Your task: The records below are to be copied word for word, with every picture left out.

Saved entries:
◇ ◇ ◇ ◇
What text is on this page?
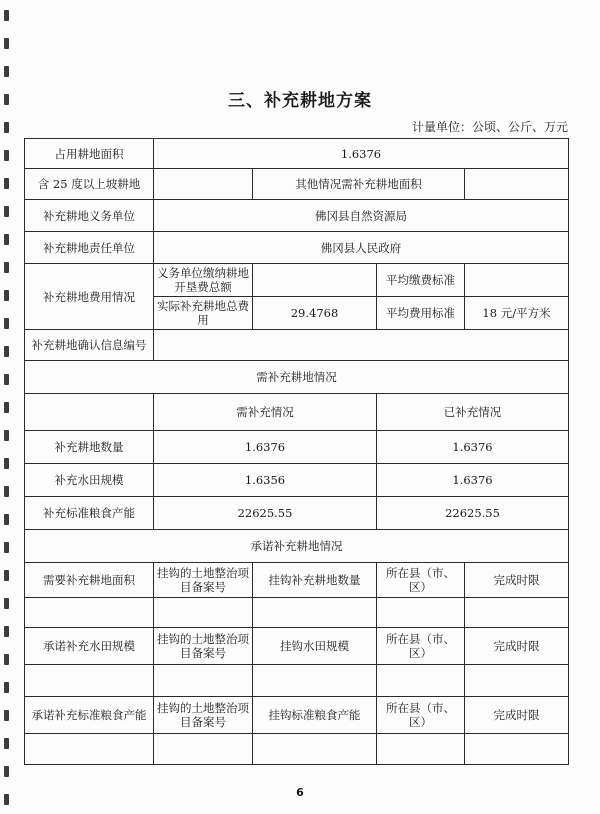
三、补充耕地方案
计量单位：公顷、公斤、万元
占用耕地面积	1.6376			
含 25 度以上坡耕地		其他情况需补充耕地面积		
补充耕地义务单位	佛冈县自然资源局			
补充耕地责任单位	佛冈县人民政府			
补充耕地费用情况	义务单位缴纳耕地开垦费总额		平均缴费标准	
	实际补充耕地总费用	29.4768	平均费用标准	18 元/平方米
补充耕地确认信息编号				
需补充耕地情况				
	需补充情况		已补充情况	
补充耕地数量	1.6376		1.6376	
补充水田规模	1.6356		1.6376	
补充标准粮食产能	22625.55		22625.55	
承诺补充耕地情况				
需要补充耕地面积	挂钩的土地整治项目备案号	挂钩补充耕地数量	所在县（市、区）	完成时限

承诺补充水田规模	挂钩的土地整治项目备案号	挂钩水田规模	所在县（市、区）	完成时限

承诺补充标准粮食产能	挂钩的土地整治项目备案号	挂钩标准粮食产能	所在县（市、区）	完成时限

6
◇ ◇ ◇ ◇
Task solution:
What text is on this page?
三、补充耕地方案
计量单位：公顷、公斤、万元
占用耕地面积	1.6376			
含 25 度以上坡耕地		其他情况需补充耕地面积		
补充耕地义务单位	佛冈县自然资源局			
补充耕地责任单位	佛冈县人民政府			
补充耕地费用情况	义务单位缴纳耕地开垦费总额		平均缴费标准	
	实际补充耕地总费用	29.4768	平均费用标准	18 元/平方米
补充耕地确认信息编号				
需补充耕地情况				
	需补充情况		已补充情况	
补充耕地数量	1.6376		1.6376	
补充水田规模	1.6356		1.6376	
补充标准粮食产能	22625.55		22625.55	
承诺补充耕地情况				
需要补充耕地面积	挂钩的土地整治项目备案号	挂钩补充耕地数量	所在县（市、区）	完成时限

承诺补充水田规模	挂钩的土地整治项目备案号	挂钩水田规模	所在县（市、区）	完成时限

承诺补充标准粮食产能	挂钩的土地整治项目备案号	挂钩标准粮食产能	所在县（市、区）	完成时限

6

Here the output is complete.